DIRECTION:
Transcribe all of the material exactly.

MATERIAL FOR THIS TASK:
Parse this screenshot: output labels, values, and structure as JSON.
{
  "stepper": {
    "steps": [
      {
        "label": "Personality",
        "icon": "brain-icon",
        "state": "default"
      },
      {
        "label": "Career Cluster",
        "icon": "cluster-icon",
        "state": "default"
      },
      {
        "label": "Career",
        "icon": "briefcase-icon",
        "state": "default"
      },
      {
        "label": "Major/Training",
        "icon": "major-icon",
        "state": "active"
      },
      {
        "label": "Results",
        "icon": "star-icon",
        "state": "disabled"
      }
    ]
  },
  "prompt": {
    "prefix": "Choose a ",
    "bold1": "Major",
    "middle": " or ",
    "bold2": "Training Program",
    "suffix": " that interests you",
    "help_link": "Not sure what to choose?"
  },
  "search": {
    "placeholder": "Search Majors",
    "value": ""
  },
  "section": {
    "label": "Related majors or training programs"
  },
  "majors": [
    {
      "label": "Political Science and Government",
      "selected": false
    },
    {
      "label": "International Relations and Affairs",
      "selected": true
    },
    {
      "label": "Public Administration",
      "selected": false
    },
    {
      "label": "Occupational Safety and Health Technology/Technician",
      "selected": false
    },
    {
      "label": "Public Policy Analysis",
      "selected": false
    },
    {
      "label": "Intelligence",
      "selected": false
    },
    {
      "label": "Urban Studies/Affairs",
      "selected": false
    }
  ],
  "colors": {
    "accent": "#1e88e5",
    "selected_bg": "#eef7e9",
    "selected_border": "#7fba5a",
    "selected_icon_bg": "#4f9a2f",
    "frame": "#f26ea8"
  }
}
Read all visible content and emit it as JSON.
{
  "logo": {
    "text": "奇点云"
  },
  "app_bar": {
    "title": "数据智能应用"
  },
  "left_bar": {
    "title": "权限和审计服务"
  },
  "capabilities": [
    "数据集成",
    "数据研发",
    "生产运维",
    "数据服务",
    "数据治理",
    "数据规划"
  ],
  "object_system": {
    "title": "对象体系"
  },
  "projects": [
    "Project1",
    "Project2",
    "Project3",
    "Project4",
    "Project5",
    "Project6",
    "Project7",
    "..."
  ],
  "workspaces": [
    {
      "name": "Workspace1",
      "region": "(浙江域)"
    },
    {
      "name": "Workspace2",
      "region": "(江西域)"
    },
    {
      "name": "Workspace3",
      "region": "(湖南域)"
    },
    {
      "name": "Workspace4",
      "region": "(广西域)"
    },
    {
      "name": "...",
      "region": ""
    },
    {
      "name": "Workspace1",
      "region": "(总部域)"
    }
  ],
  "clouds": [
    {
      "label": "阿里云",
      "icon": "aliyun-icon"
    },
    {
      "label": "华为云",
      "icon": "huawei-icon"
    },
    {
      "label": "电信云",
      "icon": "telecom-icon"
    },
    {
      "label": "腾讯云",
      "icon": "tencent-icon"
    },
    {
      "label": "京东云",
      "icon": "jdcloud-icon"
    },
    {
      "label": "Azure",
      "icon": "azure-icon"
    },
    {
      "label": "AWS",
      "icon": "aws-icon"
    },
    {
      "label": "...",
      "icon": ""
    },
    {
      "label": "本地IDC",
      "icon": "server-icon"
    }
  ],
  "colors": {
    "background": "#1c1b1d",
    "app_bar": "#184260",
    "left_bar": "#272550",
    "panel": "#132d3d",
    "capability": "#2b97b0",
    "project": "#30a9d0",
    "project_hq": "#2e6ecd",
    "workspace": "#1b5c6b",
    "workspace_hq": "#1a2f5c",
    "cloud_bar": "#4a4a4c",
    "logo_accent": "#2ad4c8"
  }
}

TASK SOLUTION:
Parse this screenshot: output labels, values, and structure as JSON.
{
  "stepper": {
    "steps": [
      {
        "label": "Personality",
        "icon": "brain-icon",
        "state": "default"
      },
      {
        "label": "Career Cluster",
        "icon": "cluster-icon",
        "state": "default"
      },
      {
        "label": "Career",
        "icon": "briefcase-icon",
        "state": "default"
      },
      {
        "label": "Major/Training",
        "icon": "major-icon",
        "state": "active"
      },
      {
        "label": "Results",
        "icon": "star-icon",
        "state": "disabled"
      }
    ]
  },
  "prompt": {
    "prefix": "Choose a ",
    "bold1": "Major",
    "middle": " or ",
    "bold2": "Training Program",
    "suffix": " that interests you",
    "help_link": "Not sure what to choose?"
  },
  "search": {
    "placeholder": "Search Majors",
    "value": ""
  },
  "section": {
    "label": "Related majors or training programs"
  },
  "majors": [
    {
      "label": "Political Science and Government",
      "selected": false
    },
    {
      "label": "International Relations and Affairs",
      "selected": true
    },
    {
      "label": "Public Administration",
      "selected": false
    },
    {
      "label": "Occupational Safety and Health Technology/Technician",
      "selected": false
    },
    {
      "label": "Public Policy Analysis",
      "selected": false
    },
    {
      "label": "Intelligence",
      "selected": false
    },
    {
      "label": "Urban Studies/Affairs",
      "selected": false
    }
  ],
  "colors": {
    "accent": "#1e88e5",
    "selected_bg": "#eef7e9",
    "selected_border": "#7fba5a",
    "selected_icon_bg": "#4f9a2f",
    "frame": "#f26ea8"
  }
}
Read all visible content and emit it as JSON.
{
  "logo": {
    "text": "奇点云"
  },
  "app_bar": {
    "title": "数据智能应用"
  },
  "left_bar": {
    "title": "权限和审计服务"
  },
  "capabilities": [
    "数据集成",
    "数据研发",
    "生产运维",
    "数据服务",
    "数据治理",
    "数据规划"
  ],
  "object_system": {
    "title": "对象体系"
  },
  "projects": [
    "Project1",
    "Project2",
    "Project3",
    "Project4",
    "Project5",
    "Project6",
    "Project7",
    "..."
  ],
  "workspaces": [
    {
      "name": "Workspace1",
      "region": "(浙江域)"
    },
    {
      "name": "Workspace2",
      "region": "(江西域)"
    },
    {
      "name": "Workspace3",
      "region": "(湖南域)"
    },
    {
      "name": "Workspace4",
      "region": "(广西域)"
    },
    {
      "name": "...",
      "region": ""
    },
    {
      "name": "Workspace1",
      "region": "(总部域)"
    }
  ],
  "clouds": [
    {
      "label": "阿里云",
      "icon": "aliyun-icon"
    },
    {
      "label": "华为云",
      "icon": "huawei-icon"
    },
    {
      "label": "电信云",
      "icon": "telecom-icon"
    },
    {
      "label": "腾讯云",
      "icon": "tencent-icon"
    },
    {
      "label": "京东云",
      "icon": "jdcloud-icon"
    },
    {
      "label": "Azure",
      "icon": "azure-icon"
    },
    {
      "label": "AWS",
      "icon": "aws-icon"
    },
    {
      "label": "...",
      "icon": ""
    },
    {
      "label": "本地IDC",
      "icon": "server-icon"
    }
  ],
  "colors": {
    "background": "#1c1b1d",
    "app_bar": "#184260",
    "left_bar": "#272550",
    "panel": "#132d3d",
    "capability": "#2b97b0",
    "project": "#30a9d0",
    "project_hq": "#2e6ecd",
    "workspace": "#1b5c6b",
    "workspace_hq": "#1a2f5c",
    "cloud_bar": "#4a4a4c",
    "logo_accent": "#2ad4c8"
  }
}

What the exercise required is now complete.